**Extracted text**
## Start

# Android-users-are-more-honest-humble-than-iPhone



## sumit05 (Sep 3, 2016)

Android users are more honest, humble than iPhone users, claims study - Times of Indi


----------



## Desmond (Sep 5, 2016)

I don't think testing 530 users is enough to reflect on everyone.

But from the iPhone users that I have personally met, they mostly bought it as a fashion statement.


----------



## RCuber (Sep 5, 2016)

[satire]
This study is baseless
- Sent from my iPhone 7
[/satire]


----------



## lywyre (Sep 6, 2016)

I am not a fan of Apple and never have recommended one to anybody.

Say I spend INR 65000 and bought myself an iPhone. Would I not be trying to get every bit of value from it? 
Maybe I lie that I am happy with my new mobile so that I may not look like a fool after spending so much (same applies for any upmarket Android) on a device actually not worth so much. Or a more cheaper one (by price) is available that offers same or better quality and performance. 

Every body has an expectation when they buy a mobile. They know what they are spending and what the want (not need). They are satisfied if they get it.


----------



## Desmond (Sep 7, 2016)

realman said:


> No comment



Then why did you post?


----------



## Desmond (Sep 12, 2016)

You could delete the post.


----------

## End

**Material supplied**
## Start

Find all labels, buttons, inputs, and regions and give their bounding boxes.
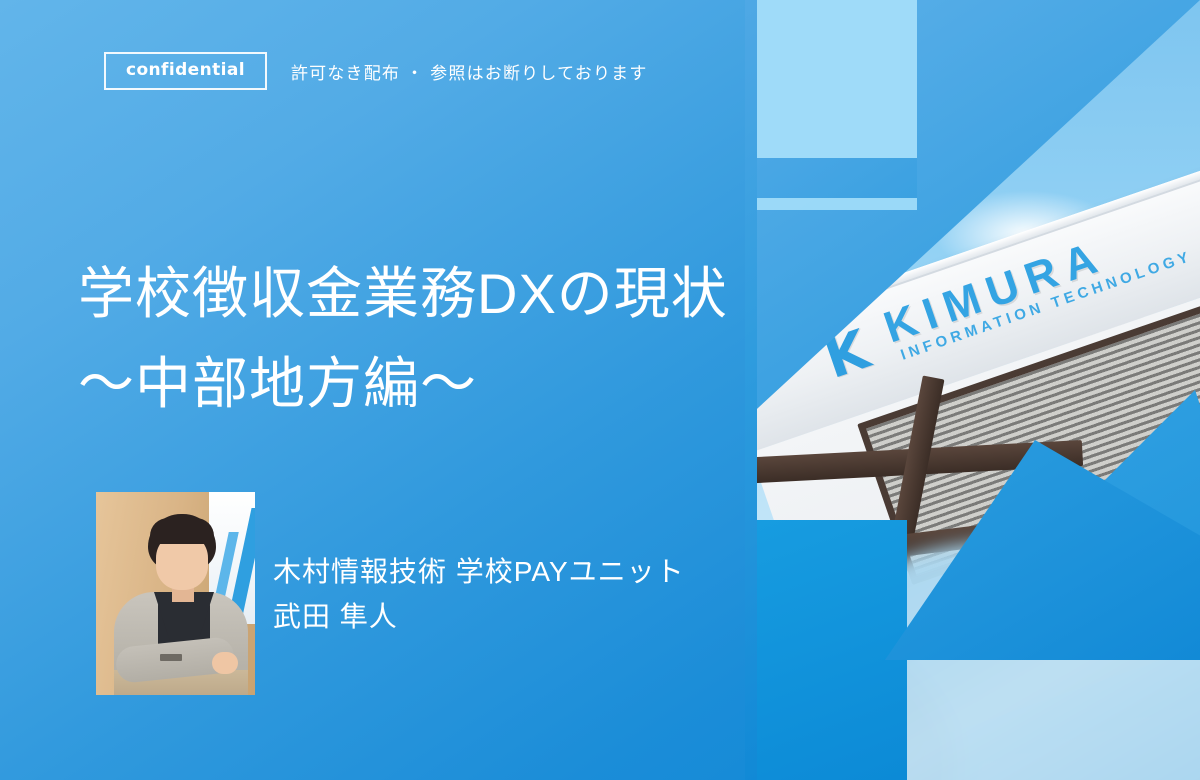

## End
## Start

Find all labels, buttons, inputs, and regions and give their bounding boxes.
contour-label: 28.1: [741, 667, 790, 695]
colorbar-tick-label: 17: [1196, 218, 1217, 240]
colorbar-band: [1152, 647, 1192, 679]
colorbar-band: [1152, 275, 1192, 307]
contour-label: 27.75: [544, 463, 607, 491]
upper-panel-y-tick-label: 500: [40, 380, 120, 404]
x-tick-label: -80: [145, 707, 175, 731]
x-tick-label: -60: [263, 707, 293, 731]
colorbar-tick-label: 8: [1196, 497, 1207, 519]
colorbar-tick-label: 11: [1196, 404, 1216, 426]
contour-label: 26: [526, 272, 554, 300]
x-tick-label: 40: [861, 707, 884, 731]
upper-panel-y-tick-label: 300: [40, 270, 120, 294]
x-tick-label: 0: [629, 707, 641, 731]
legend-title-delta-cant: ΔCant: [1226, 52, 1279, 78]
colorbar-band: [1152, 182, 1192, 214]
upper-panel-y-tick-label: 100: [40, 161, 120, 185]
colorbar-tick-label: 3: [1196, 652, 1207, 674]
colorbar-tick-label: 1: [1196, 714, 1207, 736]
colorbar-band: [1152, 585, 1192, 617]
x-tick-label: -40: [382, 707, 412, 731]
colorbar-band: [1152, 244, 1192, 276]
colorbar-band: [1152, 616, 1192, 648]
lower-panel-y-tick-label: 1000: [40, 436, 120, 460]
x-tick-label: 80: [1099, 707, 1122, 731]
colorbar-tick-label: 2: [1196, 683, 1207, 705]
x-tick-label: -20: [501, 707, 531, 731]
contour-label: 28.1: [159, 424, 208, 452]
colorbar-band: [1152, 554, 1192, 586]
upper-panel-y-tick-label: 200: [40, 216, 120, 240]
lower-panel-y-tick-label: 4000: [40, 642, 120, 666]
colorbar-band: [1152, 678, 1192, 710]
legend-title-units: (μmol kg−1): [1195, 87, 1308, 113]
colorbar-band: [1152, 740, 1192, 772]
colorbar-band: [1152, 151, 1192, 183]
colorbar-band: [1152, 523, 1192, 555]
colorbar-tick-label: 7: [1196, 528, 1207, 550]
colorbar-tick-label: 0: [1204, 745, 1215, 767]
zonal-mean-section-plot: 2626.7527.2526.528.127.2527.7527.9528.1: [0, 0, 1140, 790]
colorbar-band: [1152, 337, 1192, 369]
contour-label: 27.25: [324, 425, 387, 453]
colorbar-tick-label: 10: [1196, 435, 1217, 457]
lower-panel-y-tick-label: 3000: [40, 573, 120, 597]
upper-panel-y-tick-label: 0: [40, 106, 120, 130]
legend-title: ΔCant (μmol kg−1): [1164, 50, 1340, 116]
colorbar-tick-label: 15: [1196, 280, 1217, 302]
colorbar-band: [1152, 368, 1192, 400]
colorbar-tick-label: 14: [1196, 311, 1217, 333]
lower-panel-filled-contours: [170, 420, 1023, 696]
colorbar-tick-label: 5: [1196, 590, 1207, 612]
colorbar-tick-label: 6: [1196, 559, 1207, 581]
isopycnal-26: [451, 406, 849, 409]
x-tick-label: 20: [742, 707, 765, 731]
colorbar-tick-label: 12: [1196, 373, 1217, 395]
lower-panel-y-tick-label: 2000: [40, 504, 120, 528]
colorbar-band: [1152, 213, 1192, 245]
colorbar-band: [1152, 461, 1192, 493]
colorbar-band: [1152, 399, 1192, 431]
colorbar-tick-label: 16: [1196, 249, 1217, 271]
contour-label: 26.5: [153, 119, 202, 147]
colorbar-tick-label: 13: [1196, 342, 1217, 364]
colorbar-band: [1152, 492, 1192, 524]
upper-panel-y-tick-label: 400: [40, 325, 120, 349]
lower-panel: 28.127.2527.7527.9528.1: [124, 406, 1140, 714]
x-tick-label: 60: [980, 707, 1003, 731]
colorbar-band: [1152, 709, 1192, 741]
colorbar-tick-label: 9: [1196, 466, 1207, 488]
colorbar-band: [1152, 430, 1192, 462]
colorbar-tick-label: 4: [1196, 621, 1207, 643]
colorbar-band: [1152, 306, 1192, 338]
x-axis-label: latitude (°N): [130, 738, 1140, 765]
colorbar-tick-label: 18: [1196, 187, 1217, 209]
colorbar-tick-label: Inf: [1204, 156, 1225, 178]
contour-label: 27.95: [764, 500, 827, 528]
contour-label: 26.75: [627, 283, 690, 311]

## End
## Start

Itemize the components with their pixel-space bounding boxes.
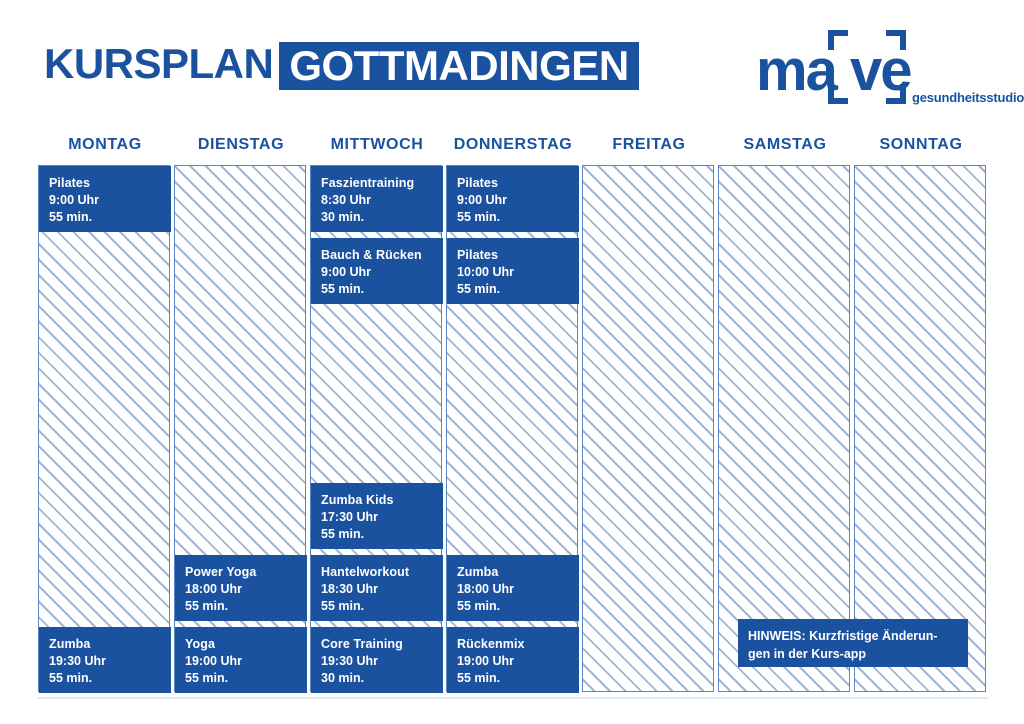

## End

**Task goal**
Revise the forum thread between "## lywyre (Sep" and "value from it?", inclusive, and give that passage back with "INR 65000" changed to "INR 70000".

**The output**
## lywyre (Sep 6, 2016)

I am not a fan of Apple and never have recommended one to anybody.

Say I spend INR 70000 and bought myself an iPhone. Would I not be trying to get every bit of value from it?